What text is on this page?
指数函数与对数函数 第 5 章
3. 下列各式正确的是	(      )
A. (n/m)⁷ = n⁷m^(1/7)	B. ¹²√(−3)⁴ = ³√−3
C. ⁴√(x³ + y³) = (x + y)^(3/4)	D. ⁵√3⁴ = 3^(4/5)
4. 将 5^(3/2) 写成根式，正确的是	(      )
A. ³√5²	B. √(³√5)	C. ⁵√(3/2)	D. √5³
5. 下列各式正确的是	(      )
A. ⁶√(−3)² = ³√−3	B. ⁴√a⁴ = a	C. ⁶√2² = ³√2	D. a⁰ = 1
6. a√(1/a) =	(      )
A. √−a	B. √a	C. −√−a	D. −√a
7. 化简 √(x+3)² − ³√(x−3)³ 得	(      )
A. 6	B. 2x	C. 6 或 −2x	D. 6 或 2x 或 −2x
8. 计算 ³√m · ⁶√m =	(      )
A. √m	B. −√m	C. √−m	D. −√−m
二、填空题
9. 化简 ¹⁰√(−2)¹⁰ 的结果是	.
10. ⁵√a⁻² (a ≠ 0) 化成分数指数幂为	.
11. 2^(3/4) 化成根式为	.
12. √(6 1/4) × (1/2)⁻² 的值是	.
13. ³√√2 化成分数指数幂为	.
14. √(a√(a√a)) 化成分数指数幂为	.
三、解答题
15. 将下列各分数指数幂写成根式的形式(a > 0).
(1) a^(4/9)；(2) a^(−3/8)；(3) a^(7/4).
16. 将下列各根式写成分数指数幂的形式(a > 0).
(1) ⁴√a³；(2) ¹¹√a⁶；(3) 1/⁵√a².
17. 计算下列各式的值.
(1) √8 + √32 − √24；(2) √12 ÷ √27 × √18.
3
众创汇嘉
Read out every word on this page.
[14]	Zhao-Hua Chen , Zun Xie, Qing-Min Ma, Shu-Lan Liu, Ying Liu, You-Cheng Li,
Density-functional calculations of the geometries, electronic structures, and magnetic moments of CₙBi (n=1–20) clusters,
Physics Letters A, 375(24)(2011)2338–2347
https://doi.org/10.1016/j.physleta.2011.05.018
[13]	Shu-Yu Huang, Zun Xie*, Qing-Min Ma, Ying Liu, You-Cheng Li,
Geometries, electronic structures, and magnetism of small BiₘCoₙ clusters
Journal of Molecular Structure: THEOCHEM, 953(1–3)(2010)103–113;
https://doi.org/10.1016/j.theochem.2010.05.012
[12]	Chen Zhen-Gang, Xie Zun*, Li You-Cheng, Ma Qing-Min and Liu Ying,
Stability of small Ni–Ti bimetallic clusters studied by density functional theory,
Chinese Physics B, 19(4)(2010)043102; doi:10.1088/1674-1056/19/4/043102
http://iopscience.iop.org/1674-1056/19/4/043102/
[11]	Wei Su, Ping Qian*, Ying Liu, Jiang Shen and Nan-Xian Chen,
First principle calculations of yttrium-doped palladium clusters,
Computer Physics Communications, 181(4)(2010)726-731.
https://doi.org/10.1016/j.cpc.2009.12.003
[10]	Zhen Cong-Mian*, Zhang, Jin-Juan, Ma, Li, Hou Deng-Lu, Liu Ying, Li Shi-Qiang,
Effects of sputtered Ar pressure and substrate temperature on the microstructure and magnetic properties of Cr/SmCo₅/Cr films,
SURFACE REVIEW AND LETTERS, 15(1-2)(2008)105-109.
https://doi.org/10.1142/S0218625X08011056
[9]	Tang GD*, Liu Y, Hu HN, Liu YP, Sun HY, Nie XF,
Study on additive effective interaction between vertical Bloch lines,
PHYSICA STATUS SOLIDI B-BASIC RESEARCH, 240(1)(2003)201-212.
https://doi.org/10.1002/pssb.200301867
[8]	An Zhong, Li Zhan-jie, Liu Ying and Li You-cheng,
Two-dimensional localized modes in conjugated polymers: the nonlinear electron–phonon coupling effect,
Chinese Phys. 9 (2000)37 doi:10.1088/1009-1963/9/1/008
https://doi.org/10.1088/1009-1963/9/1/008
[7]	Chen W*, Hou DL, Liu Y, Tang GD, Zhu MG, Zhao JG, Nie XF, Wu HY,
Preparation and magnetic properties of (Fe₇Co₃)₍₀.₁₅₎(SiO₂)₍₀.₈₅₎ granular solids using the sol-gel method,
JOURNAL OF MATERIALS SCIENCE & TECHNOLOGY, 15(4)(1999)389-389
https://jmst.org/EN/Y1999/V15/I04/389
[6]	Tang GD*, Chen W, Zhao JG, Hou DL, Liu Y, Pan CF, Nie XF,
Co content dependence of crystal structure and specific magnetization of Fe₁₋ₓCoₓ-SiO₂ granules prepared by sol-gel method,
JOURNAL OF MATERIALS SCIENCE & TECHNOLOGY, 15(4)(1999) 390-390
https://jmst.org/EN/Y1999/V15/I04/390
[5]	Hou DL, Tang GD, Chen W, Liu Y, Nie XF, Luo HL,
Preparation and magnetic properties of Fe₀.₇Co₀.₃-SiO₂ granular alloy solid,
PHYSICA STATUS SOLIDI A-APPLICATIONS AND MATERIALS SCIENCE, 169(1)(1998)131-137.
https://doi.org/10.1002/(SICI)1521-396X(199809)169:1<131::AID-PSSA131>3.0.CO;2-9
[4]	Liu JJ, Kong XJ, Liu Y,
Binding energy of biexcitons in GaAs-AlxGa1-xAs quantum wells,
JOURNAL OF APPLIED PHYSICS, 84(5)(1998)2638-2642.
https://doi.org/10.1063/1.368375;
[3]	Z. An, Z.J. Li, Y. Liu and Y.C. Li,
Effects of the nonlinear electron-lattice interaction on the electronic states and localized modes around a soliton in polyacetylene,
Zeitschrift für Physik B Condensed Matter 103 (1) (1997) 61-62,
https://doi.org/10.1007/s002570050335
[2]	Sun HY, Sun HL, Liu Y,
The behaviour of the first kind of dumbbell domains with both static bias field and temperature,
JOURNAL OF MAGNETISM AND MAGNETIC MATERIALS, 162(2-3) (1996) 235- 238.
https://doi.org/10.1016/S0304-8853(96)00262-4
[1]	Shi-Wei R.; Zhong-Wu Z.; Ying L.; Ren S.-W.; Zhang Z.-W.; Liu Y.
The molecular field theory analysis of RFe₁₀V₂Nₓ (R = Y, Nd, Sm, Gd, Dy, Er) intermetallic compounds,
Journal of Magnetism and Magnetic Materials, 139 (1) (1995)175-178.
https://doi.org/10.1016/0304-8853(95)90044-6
--
▶ _Short problem_:
Look through the data above. Each line containing the word "STATUS" needs to be copied.

▶ _Answer_:
PHYSICA STATUS SOLIDI B-BASIC RESEARCH, 240(1)(2003)201-212.
PHYSICA STATUS SOLIDI A-APPLICATIONS AND MATERIALS SCIENCE, 169(1)(1998)131-137.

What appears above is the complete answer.